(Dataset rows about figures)

◇ ◇ ◇ ◇ ◇ ◇ ◇

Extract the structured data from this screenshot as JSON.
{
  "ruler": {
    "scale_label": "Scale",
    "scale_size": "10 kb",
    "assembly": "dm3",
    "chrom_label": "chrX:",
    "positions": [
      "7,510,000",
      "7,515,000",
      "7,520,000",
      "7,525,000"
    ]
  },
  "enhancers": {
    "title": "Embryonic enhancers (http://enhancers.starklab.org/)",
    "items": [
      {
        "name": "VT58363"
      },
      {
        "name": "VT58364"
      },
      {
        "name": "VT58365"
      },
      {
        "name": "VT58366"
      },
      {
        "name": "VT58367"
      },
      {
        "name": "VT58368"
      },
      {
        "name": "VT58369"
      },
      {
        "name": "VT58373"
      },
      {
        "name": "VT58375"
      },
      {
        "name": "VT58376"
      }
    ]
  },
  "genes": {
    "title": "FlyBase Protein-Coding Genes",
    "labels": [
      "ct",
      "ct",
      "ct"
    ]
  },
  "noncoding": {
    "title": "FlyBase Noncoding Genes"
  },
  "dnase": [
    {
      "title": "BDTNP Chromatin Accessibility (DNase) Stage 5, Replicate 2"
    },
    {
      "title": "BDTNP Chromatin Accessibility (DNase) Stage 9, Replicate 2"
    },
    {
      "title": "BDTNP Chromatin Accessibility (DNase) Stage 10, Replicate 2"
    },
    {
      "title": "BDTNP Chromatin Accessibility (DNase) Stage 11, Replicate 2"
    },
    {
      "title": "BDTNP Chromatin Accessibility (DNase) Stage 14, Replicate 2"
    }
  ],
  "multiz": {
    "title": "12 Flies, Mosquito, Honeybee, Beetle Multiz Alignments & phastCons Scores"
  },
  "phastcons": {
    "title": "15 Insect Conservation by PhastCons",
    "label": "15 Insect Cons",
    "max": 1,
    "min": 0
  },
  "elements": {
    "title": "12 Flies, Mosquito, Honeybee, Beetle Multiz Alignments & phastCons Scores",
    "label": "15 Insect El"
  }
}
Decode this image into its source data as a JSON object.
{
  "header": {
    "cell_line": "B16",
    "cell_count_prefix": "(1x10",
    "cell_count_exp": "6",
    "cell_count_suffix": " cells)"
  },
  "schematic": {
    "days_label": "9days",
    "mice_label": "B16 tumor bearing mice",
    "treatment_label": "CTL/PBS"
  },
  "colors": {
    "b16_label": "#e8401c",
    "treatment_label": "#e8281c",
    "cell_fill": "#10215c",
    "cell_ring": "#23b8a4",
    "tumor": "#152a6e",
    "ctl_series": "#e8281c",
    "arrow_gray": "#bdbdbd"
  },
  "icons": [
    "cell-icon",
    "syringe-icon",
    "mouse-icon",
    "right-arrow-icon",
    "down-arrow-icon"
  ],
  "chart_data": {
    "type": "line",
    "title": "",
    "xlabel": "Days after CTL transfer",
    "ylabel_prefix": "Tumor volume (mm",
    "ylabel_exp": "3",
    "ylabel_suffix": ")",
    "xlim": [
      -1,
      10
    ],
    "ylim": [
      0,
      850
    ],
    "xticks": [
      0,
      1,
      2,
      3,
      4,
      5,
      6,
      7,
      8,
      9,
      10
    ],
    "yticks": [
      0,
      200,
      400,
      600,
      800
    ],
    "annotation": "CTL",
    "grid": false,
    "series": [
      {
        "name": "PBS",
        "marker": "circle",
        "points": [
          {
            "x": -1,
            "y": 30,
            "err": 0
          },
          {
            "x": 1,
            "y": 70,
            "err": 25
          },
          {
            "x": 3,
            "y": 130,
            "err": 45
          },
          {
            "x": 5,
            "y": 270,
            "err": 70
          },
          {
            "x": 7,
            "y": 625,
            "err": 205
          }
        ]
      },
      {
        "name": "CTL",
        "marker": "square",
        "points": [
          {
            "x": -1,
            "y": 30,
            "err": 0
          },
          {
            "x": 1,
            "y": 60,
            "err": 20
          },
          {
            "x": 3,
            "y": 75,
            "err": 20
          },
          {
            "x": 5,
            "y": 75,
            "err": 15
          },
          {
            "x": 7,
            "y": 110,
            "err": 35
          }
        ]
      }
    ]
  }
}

◇ ◇ ◇ ◇ ◇ ◇ ◇

__Task directions__. Filter the entries above down to the lines that contain the word "Honeybee".

__Written answer__.
    "title": "12 Flies, Mosquito, Honeybee, Beetle Multiz Alignments & phastCons Scores"
    "title": "12 Flies, Mosquito, Honeybee, Beetle Multiz Alignments & phastCons Scores",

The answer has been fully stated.